◆ Stated exercise: Write out the full set of records below exactly.

— Start Raw records —

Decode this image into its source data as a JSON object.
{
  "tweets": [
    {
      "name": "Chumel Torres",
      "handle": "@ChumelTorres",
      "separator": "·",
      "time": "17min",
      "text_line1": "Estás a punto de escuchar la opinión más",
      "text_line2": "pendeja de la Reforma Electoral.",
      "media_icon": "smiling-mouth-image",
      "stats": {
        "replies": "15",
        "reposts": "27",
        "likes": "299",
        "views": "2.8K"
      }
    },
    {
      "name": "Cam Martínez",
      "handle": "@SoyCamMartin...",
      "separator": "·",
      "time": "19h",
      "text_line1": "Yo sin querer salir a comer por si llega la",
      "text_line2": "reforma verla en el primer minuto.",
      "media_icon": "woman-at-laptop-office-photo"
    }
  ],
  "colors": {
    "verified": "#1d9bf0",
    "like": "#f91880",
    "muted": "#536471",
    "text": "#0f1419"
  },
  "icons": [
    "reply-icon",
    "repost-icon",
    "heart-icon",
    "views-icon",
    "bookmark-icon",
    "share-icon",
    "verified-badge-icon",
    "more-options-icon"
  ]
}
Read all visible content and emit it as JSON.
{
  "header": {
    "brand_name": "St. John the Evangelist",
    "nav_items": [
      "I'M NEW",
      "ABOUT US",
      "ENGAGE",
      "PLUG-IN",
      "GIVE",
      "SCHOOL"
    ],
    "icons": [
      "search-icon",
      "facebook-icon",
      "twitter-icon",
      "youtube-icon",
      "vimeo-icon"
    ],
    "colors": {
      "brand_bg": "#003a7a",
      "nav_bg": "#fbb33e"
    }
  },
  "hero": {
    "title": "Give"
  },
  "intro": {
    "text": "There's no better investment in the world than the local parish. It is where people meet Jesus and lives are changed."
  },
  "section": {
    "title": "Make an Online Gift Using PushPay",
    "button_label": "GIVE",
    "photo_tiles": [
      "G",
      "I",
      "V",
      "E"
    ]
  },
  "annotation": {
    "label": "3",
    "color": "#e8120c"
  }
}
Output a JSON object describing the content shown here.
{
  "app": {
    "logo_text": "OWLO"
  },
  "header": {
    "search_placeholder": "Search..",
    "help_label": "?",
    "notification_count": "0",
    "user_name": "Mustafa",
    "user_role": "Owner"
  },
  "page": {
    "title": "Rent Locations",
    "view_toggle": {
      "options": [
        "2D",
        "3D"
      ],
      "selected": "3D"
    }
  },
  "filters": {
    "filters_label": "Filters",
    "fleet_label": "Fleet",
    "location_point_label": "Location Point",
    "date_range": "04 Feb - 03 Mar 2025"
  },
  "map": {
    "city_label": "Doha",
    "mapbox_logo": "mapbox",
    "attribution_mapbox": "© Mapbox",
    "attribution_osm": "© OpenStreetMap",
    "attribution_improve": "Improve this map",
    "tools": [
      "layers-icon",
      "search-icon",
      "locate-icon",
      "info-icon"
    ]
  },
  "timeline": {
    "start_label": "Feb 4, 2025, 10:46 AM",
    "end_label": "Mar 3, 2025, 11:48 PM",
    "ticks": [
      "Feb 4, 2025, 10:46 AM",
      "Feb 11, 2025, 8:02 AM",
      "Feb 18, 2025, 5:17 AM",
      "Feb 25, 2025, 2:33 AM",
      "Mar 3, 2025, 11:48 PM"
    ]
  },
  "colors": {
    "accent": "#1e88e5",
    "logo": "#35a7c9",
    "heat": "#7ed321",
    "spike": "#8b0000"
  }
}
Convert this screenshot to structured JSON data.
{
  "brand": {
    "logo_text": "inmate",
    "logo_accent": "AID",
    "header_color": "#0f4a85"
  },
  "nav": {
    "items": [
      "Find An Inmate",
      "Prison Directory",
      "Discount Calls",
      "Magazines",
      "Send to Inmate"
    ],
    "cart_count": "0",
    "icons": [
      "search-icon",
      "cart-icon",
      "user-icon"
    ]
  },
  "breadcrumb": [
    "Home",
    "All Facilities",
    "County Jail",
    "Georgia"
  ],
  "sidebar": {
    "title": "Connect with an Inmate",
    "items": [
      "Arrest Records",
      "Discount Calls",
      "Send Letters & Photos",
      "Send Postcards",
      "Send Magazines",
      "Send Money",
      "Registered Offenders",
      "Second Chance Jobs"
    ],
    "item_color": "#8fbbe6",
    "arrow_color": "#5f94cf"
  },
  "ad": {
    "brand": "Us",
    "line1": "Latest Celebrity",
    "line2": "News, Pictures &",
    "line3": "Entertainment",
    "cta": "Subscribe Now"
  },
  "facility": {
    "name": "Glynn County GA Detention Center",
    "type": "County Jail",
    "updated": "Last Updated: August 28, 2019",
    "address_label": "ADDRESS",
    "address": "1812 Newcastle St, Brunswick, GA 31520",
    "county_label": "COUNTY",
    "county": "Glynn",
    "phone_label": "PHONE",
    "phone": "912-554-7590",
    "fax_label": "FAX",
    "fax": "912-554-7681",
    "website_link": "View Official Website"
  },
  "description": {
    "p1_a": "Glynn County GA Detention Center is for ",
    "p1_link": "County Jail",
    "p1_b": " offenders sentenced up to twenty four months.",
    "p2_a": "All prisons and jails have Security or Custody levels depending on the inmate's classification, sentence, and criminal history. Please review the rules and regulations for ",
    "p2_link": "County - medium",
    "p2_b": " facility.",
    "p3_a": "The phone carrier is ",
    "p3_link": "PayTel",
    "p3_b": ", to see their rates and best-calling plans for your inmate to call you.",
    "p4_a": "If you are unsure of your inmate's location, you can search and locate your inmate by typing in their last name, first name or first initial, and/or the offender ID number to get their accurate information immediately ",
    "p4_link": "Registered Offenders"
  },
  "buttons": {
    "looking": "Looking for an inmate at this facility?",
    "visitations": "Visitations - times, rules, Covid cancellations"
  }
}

— End Raw records —

◆ Answer to the problem:
Decode this image into its source data as a JSON object.
{
  "tweets": [
    {
      "name": "Chumel Torres",
      "handle": "@ChumelTorres",
      "separator": "·",
      "time": "17min",
      "text_line1": "Estás a punto de escuchar la opinión más",
      "text_line2": "pendeja de la Reforma Electoral.",
      "media_icon": "smiling-mouth-image",
      "stats": {
        "replies": "15",
        "reposts": "27",
        "likes": "299",
        "views": "2.8K"
      }
    },
    {
      "name": "Cam Martínez",
      "handle": "@SoyCamMartin...",
      "separator": "·",
      "time": "19h",
      "text_line1": "Yo sin querer salir a comer por si llega la",
      "text_line2": "reforma verla en el primer minuto.",
      "media_icon": "woman-at-laptop-office-photo"
    }
  ],
  "colors": {
    "verified": "#1d9bf0",
    "like": "#f91880",
    "muted": "#536471",
    "text": "#0f1419"
  },
  "icons": [
    "reply-icon",
    "repost-icon",
    "heart-icon",
    "views-icon",
    "bookmark-icon",
    "share-icon",
    "verified-badge-icon",
    "more-options-icon"
  ]
}
Read all visible content and emit it as JSON.
{
  "header": {
    "brand_name": "St. John the Evangelist",
    "nav_items": [
      "I'M NEW",
      "ABOUT US",
      "ENGAGE",
      "PLUG-IN",
      "GIVE",
      "SCHOOL"
    ],
    "icons": [
      "search-icon",
      "facebook-icon",
      "twitter-icon",
      "youtube-icon",
      "vimeo-icon"
    ],
    "colors": {
      "brand_bg": "#003a7a",
      "nav_bg": "#fbb33e"
    }
  },
  "hero": {
    "title": "Give"
  },
  "intro": {
    "text": "There's no better investment in the world than the local parish. It is where people meet Jesus and lives are changed."
  },
  "section": {
    "title": "Make an Online Gift Using PushPay",
    "button_label": "GIVE",
    "photo_tiles": [
      "G",
      "I",
      "V",
      "E"
    ]
  },
  "annotation": {
    "label": "3",
    "color": "#e8120c"
  }
}
Output a JSON object describing the content shown here.
{
  "app": {
    "logo_text": "OWLO"
  },
  "header": {
    "search_placeholder": "Search..",
    "help_label": "?",
    "notification_count": "0",
    "user_name": "Mustafa",
    "user_role": "Owner"
  },
  "page": {
    "title": "Rent Locations",
    "view_toggle": {
      "options": [
        "2D",
        "3D"
      ],
      "selected": "3D"
    }
  },
  "filters": {
    "filters_label": "Filters",
    "fleet_label": "Fleet",
    "location_point_label": "Location Point",
    "date_range": "04 Feb - 03 Mar 2025"
  },
  "map": {
    "city_label": "Doha",
    "mapbox_logo": "mapbox",
    "attribution_mapbox": "© Mapbox",
    "attribution_osm": "© OpenStreetMap",
    "attribution_improve": "Improve this map",
    "tools": [
      "layers-icon",
      "search-icon",
      "locate-icon",
      "info-icon"
    ]
  },
  "timeline": {
    "start_label": "Feb 4, 2025, 10:46 AM",
    "end_label": "Mar 3, 2025, 11:48 PM",
    "ticks": [
      "Feb 4, 2025, 10:46 AM",
      "Feb 11, 2025, 8:02 AM",
      "Feb 18, 2025, 5:17 AM",
      "Feb 25, 2025, 2:33 AM",
      "Mar 3, 2025, 11:48 PM"
    ]
  },
  "colors": {
    "accent": "#1e88e5",
    "logo": "#35a7c9",
    "heat": "#7ed321",
    "spike": "#8b0000"
  }
}
Convert this screenshot to structured JSON data.
{
  "brand": {
    "logo_text": "inmate",
    "logo_accent": "AID",
    "header_color": "#0f4a85"
  },
  "nav": {
    "items": [
      "Find An Inmate",
      "Prison Directory",
      "Discount Calls",
      "Magazines",
      "Send to Inmate"
    ],
    "cart_count": "0",
    "icons": [
      "search-icon",
      "cart-icon",
      "user-icon"
    ]
  },
  "breadcrumb": [
    "Home",
    "All Facilities",
    "County Jail",
    "Georgia"
  ],
  "sidebar": {
    "title": "Connect with an Inmate",
    "items": [
      "Arrest Records",
      "Discount Calls",
      "Send Letters & Photos",
      "Send Postcards",
      "Send Magazines",
      "Send Money",
      "Registered Offenders",
      "Second Chance Jobs"
    ],
    "item_color": "#8fbbe6",
    "arrow_color": "#5f94cf"
  },
  "ad": {
    "brand": "Us",
    "line1": "Latest Celebrity",
    "line2": "News, Pictures &",
    "line3": "Entertainment",
    "cta": "Subscribe Now"
  },
  "facility": {
    "name": "Glynn County GA Detention Center",
    "type": "County Jail",
    "updated": "Last Updated: August 28, 2019",
    "address_label": "ADDRESS",
    "address": "1812 Newcastle St, Brunswick, GA 31520",
    "county_label": "COUNTY",
    "county": "Glynn",
    "phone_label": "PHONE",
    "phone": "912-554-7590",
    "fax_label": "FAX",
    "fax": "912-554-7681",
    "website_link": "View Official Website"
  },
  "description": {
    "p1_a": "Glynn County GA Detention Center is for ",
    "p1_link": "County Jail",
    "p1_b": " offenders sentenced up to twenty four months.",
    "p2_a": "All prisons and jails have Security or Custody levels depending on the inmate's classification, sentence, and criminal history. Please review the rules and regulations for ",
    "p2_link": "County - medium",
    "p2_b": " facility.",
    "p3_a": "The phone carrier is ",
    "p3_link": "PayTel",
    "p3_b": ", to see their rates and best-calling plans for your inmate to call you.",
    "p4_a": "If you are unsure of your inmate's location, you can search and locate your inmate by typing in their last name, first name or first initial, and/or the offender ID number to get their accurate information immediately ",
    "p4_link": "Registered Offenders"
  },
  "buttons": {
    "looking": "Looking for an inmate at this facility?",
    "visitations": "Visitations - times, rules, Covid cancellations"
  }
}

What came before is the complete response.